Part of a data file:
------
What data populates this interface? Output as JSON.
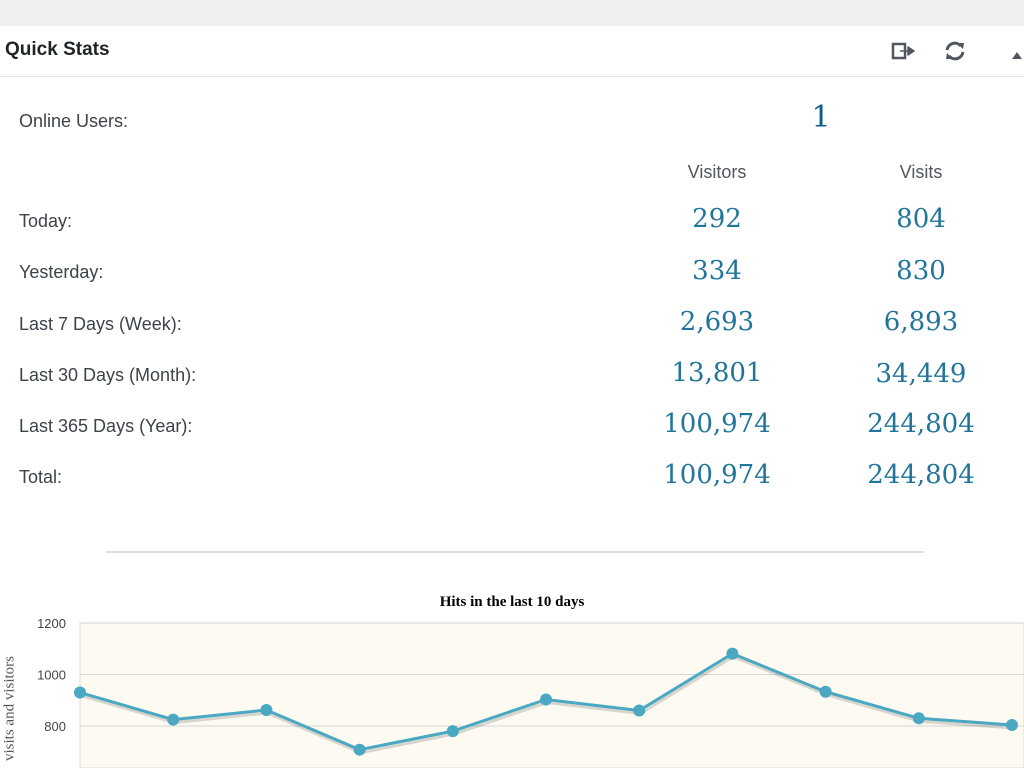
{
  "widget": {
    "title": "Quick Stats",
    "icons": [
      "export-icon",
      "refresh-icon",
      "collapse-arrow-icon"
    ]
  },
  "online": {
    "label": "Online Users:",
    "value": "1"
  },
  "columns": {
    "visitors": "Visitors",
    "visits": "Visits"
  },
  "rows": [
    {
      "label": "Today:",
      "visitors": "292",
      "visits": "804"
    },
    {
      "label": "Yesterday:",
      "visitors": "334",
      "visits": "830"
    },
    {
      "label": "Last 7 Days (Week):",
      "visitors": "2,693",
      "visits": "6,893"
    },
    {
      "label": "Last 30 Days (Month):",
      "visitors": "13,801",
      "visits": "34,449"
    },
    {
      "label": "Last 365 Days (Year):",
      "visitors": "100,974",
      "visits": "244,804"
    },
    {
      "label": "Total:",
      "visitors": "100,974",
      "visits": "244,804"
    }
  ],
  "colors": {
    "accent": "#21759b",
    "line": "#4aa8c2",
    "plot_bg": "#fdfbf1"
  },
  "chart_data": {
    "type": "line",
    "title": "Hits in the last 10 days",
    "ylabel": "visits and visitors",
    "xlabel": "",
    "ylim": [
      700,
      1200
    ],
    "yticks": [
      1200,
      1000,
      800
    ],
    "grid": true,
    "series": [
      {
        "values": [
          930,
          825,
          862,
          708,
          780,
          903,
          860,
          1081,
          933,
          830,
          804
        ]
      }
    ]
  }
}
------
## Work to be completed
Transcribe the material as is, with images omitted.

## Written response
What data populates this interface? Output as JSON.
{
  "widget": {
    "title": "Quick Stats",
    "icons": [
      "export-icon",
      "refresh-icon",
      "collapse-arrow-icon"
    ]
  },
  "online": {
    "label": "Online Users:",
    "value": "1"
  },
  "columns": {
    "visitors": "Visitors",
    "visits": "Visits"
  },
  "rows": [
    {
      "label": "Today:",
      "visitors": "292",
      "visits": "804"
    },
    {
      "label": "Yesterday:",
      "visitors": "334",
      "visits": "830"
    },
    {
      "label": "Last 7 Days (Week):",
      "visitors": "2,693",
      "visits": "6,893"
    },
    {
      "label": "Last 30 Days (Month):",
      "visitors": "13,801",
      "visits": "34,449"
    },
    {
      "label": "Last 365 Days (Year):",
      "visitors": "100,974",
      "visits": "244,804"
    },
    {
      "label": "Total:",
      "visitors": "100,974",
      "visits": "244,804"
    }
  ],
  "colors": {
    "accent": "#21759b",
    "line": "#4aa8c2",
    "plot_bg": "#fdfbf1"
  },
  "chart_data": {
    "type": "line",
    "title": "Hits in the last 10 days",
    "ylabel": "visits and visitors",
    "xlabel": "",
    "ylim": [
      700,
      1200
    ],
    "yticks": [
      1200,
      1000,
      800
    ],
    "grid": true,
    "series": [
      {
        "values": [
          930,
          825,
          862,
          708,
          780,
          903,
          860,
          1081,
          933,
          830,
          804
        ]
      }
    ]
  }
}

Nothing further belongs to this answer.